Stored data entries
* * *
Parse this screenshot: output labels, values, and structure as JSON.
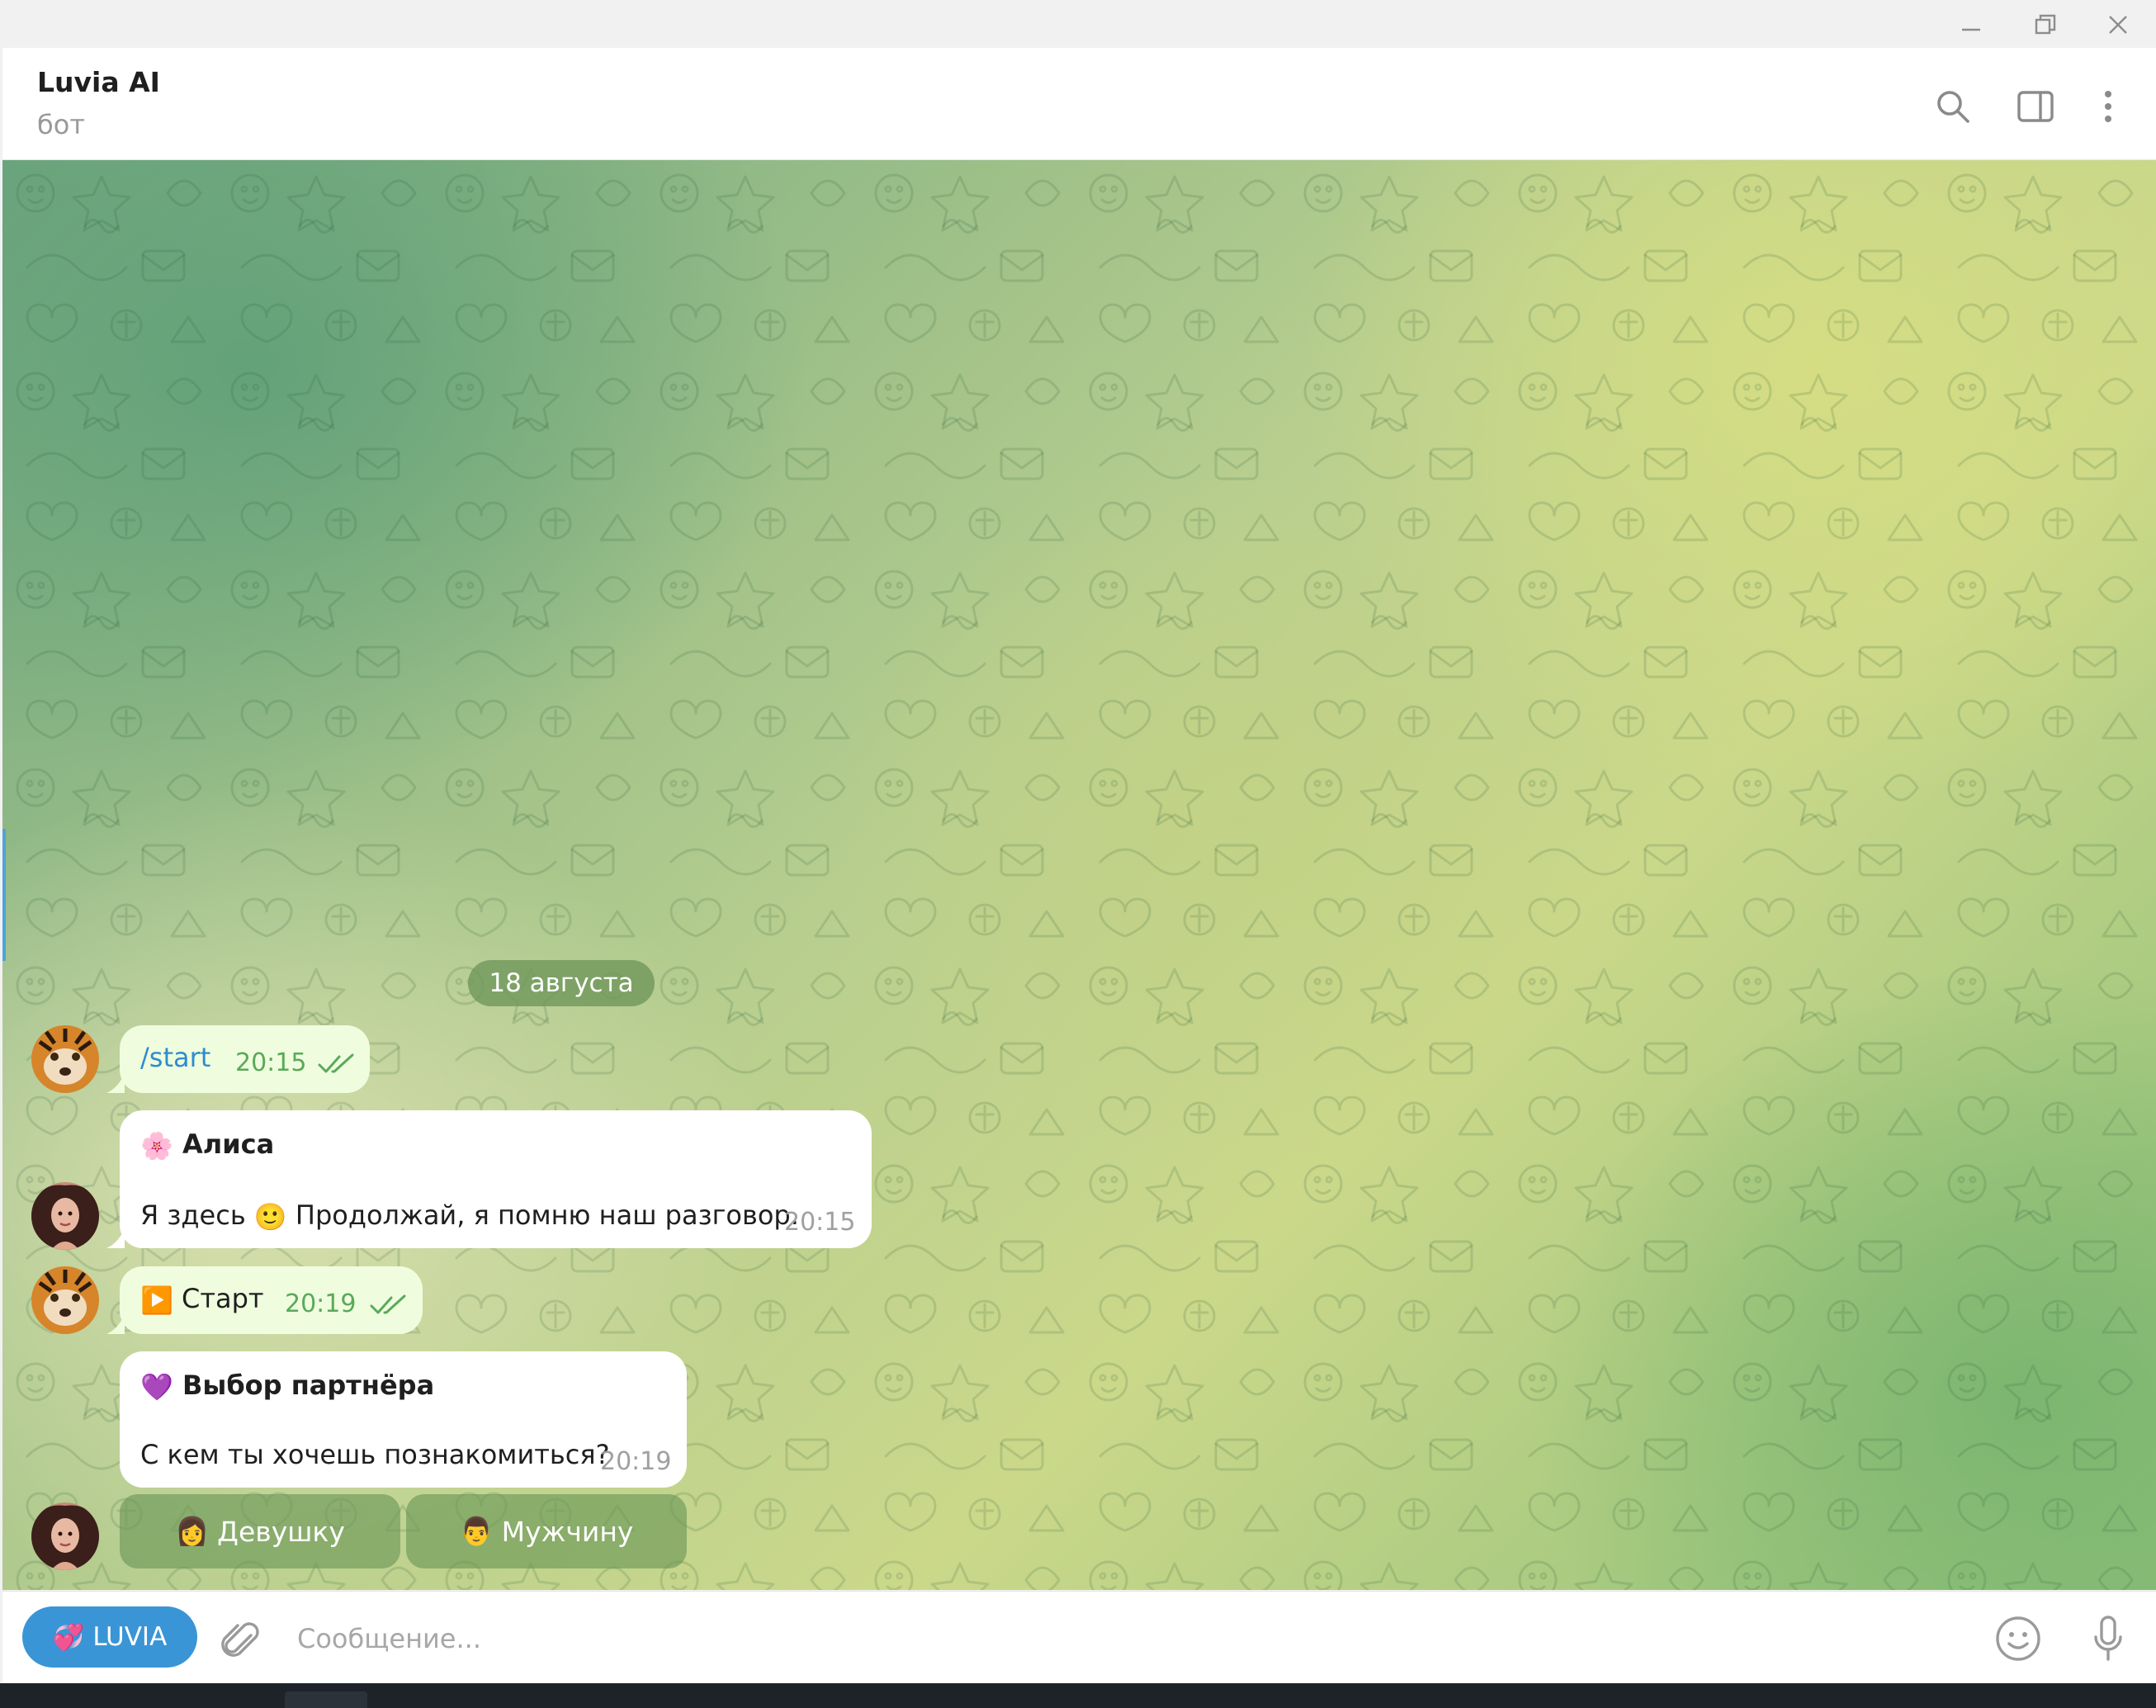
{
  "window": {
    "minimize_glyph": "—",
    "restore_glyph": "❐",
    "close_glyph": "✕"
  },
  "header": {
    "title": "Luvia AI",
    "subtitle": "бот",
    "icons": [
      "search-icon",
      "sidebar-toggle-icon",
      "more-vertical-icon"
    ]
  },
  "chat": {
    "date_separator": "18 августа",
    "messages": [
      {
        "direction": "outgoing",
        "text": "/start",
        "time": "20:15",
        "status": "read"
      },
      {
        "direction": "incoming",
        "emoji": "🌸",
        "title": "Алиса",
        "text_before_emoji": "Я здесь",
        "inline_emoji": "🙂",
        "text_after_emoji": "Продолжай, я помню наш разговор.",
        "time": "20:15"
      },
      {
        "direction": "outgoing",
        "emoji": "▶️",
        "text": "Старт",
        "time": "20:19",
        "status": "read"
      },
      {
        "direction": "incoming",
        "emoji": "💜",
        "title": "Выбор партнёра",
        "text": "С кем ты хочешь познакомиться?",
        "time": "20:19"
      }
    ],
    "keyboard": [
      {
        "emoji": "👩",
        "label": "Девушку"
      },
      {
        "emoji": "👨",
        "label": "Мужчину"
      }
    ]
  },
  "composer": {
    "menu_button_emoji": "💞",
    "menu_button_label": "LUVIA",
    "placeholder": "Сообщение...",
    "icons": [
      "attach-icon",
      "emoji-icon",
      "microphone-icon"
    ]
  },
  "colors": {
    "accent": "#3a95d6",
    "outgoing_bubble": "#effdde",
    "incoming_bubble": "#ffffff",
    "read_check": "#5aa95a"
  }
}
* * *
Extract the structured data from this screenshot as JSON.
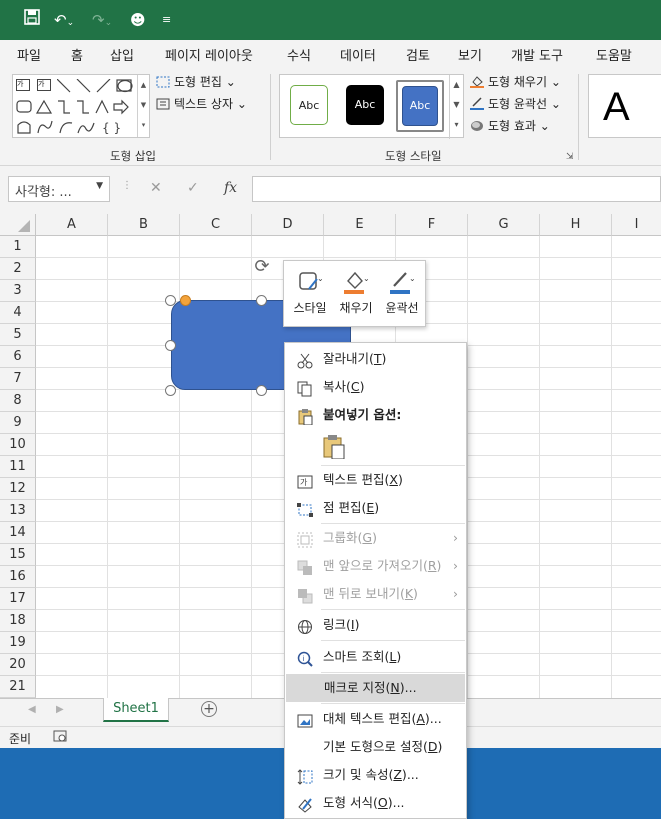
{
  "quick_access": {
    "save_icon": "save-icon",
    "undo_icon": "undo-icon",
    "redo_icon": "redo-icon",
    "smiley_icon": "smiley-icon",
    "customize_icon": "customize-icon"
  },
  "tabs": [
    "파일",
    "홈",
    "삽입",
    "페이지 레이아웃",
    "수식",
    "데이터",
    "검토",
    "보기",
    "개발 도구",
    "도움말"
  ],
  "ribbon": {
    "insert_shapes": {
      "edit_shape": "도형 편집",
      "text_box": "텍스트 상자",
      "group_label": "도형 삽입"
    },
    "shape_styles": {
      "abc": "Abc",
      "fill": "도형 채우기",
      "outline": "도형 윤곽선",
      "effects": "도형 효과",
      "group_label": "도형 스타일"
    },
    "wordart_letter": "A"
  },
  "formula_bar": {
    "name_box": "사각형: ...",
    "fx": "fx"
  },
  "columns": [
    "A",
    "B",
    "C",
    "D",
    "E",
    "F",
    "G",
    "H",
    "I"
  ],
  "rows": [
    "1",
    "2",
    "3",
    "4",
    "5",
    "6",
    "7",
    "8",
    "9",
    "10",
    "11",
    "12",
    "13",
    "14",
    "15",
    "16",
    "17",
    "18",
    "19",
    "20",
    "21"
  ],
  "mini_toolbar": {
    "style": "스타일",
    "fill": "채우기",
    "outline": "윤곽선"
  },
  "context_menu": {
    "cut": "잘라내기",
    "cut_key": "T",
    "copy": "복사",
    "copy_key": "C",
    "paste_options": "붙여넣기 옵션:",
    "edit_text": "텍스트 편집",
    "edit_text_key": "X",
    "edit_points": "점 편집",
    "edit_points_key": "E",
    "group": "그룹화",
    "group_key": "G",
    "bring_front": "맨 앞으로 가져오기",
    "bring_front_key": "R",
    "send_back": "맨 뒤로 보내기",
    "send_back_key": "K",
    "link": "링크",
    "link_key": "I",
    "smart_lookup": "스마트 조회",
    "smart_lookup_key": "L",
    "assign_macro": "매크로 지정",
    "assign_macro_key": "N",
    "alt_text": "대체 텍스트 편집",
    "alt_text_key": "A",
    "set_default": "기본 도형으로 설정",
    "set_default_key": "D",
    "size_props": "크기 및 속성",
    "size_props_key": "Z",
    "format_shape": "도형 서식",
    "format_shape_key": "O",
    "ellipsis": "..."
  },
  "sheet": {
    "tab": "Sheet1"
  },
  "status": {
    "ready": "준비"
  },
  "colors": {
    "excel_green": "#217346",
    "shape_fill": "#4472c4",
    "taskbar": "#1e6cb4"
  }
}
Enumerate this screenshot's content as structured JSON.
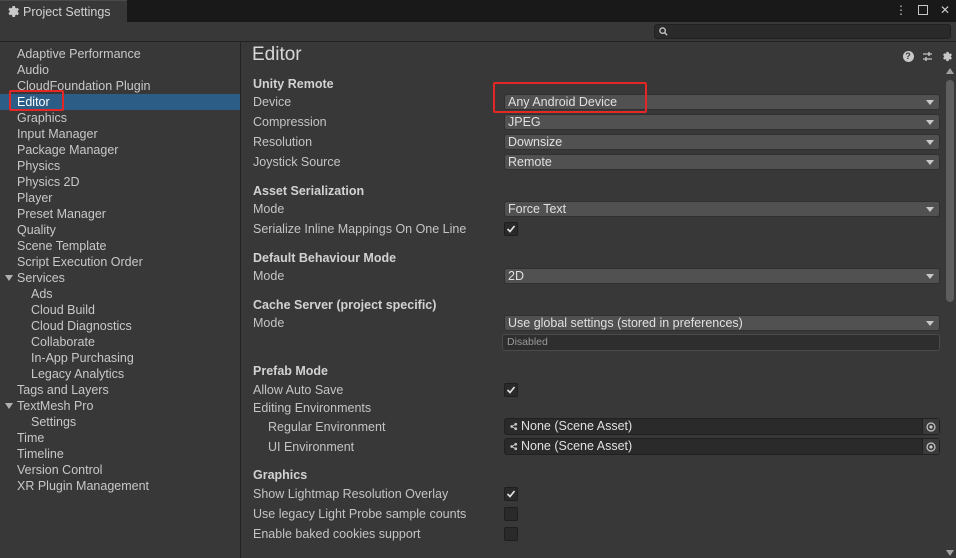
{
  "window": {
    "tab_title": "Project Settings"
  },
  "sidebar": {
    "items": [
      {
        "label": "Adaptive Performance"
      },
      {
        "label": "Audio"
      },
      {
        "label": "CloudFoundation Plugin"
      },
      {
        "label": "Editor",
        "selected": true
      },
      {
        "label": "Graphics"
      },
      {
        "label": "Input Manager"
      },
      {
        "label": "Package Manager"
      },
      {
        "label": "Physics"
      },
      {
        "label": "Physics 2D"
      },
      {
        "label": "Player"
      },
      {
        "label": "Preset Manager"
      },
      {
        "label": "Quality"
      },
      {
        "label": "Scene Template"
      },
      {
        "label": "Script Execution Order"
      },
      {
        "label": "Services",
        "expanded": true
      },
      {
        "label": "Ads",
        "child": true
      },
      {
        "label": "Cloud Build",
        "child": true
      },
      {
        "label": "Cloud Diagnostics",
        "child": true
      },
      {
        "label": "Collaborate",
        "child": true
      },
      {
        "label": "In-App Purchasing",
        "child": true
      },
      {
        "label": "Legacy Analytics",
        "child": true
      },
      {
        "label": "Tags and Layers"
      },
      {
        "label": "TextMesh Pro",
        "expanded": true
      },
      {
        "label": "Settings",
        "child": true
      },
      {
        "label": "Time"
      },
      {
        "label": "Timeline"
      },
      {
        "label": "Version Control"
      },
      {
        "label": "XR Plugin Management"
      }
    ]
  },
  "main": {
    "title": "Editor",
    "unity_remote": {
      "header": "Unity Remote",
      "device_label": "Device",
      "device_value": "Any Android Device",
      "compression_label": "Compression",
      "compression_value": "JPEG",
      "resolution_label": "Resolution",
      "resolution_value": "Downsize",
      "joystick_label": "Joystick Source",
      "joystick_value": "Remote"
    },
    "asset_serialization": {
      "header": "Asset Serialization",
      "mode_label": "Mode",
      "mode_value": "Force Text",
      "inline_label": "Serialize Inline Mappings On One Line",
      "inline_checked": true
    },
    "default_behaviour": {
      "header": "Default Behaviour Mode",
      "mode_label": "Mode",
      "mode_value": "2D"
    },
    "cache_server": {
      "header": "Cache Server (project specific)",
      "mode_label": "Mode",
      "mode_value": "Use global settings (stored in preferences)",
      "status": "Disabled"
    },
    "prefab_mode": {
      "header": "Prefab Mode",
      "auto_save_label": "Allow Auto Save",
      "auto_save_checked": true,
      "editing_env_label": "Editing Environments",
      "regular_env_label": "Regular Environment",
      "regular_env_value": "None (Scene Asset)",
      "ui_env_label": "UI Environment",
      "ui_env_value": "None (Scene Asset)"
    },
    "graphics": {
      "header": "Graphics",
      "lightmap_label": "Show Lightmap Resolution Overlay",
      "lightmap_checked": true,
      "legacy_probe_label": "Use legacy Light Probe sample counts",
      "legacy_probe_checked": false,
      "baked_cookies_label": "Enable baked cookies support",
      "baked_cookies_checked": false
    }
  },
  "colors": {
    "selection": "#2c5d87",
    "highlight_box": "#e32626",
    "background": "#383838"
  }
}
* * *
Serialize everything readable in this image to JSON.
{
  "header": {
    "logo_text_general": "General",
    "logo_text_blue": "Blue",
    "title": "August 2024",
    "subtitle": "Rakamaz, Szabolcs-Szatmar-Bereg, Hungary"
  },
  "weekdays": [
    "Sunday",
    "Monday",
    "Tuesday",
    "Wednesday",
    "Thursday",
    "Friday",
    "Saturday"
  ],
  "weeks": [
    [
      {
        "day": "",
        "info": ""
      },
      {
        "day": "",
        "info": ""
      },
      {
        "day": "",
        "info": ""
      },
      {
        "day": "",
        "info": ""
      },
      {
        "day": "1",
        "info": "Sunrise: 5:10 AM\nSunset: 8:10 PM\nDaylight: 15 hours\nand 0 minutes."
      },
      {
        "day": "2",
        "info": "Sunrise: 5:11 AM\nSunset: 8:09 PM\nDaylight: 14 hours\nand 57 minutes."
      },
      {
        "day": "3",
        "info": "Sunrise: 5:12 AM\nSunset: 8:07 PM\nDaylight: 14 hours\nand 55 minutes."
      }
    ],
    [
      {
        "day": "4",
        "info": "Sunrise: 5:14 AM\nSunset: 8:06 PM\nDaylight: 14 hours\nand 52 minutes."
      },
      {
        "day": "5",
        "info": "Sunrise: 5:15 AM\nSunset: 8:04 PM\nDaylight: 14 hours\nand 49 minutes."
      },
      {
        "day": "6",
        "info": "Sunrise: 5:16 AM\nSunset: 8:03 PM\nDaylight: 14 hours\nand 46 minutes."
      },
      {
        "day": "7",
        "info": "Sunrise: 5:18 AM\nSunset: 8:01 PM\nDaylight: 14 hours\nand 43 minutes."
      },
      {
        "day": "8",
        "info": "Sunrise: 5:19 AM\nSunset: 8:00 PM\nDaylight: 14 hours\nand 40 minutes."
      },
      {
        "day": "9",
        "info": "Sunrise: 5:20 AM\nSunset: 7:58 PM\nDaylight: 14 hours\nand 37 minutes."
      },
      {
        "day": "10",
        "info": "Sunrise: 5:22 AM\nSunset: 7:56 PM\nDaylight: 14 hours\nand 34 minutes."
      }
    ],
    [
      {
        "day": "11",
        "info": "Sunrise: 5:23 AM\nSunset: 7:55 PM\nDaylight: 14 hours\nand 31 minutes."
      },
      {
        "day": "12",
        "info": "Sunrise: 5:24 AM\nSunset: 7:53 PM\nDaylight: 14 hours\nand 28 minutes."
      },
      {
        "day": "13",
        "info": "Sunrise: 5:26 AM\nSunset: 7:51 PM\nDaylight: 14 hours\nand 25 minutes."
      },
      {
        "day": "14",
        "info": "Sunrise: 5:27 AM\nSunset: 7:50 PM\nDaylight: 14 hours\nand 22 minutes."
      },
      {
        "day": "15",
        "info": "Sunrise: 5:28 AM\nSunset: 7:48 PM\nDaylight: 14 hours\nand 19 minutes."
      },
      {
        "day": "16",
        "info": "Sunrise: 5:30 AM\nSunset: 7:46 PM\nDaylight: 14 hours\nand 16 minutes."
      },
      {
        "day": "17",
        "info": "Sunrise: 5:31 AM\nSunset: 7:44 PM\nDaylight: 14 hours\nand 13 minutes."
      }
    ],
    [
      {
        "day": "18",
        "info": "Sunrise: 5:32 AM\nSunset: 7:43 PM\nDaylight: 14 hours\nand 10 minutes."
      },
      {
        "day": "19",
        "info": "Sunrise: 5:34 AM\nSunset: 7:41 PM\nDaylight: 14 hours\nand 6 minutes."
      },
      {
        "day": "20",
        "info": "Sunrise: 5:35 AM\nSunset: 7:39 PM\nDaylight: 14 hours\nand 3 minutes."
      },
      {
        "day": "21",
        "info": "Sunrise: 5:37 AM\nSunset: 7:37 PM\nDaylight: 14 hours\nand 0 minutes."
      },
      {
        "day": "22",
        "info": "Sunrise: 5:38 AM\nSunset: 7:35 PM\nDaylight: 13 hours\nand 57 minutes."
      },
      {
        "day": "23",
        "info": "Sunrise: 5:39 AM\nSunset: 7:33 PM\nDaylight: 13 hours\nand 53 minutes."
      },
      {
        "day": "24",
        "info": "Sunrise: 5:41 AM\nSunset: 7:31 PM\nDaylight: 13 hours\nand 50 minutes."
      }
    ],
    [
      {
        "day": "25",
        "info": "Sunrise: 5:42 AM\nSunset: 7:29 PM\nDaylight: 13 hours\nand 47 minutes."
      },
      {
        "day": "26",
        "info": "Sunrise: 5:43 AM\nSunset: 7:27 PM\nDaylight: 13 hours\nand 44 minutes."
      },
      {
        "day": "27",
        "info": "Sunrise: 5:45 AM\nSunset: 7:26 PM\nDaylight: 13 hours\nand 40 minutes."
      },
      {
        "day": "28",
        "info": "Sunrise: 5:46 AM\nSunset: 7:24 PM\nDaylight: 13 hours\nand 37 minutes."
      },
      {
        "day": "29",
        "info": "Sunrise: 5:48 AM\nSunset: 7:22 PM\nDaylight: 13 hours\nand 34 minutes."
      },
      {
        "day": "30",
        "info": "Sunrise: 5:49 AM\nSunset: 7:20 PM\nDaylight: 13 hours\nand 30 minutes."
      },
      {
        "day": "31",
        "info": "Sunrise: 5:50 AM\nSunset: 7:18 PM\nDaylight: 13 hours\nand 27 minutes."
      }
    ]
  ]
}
* * *
→ Exercise objective
Return each line that includes "this".

→ Problem solution
Parse this screenshot: output labels, values, and structure as JSON.
Extract the structured data from this screenshot as JSON.
Enumerate this screenshot's content as structured JSON.
Serialize everything readable in this image to JSON.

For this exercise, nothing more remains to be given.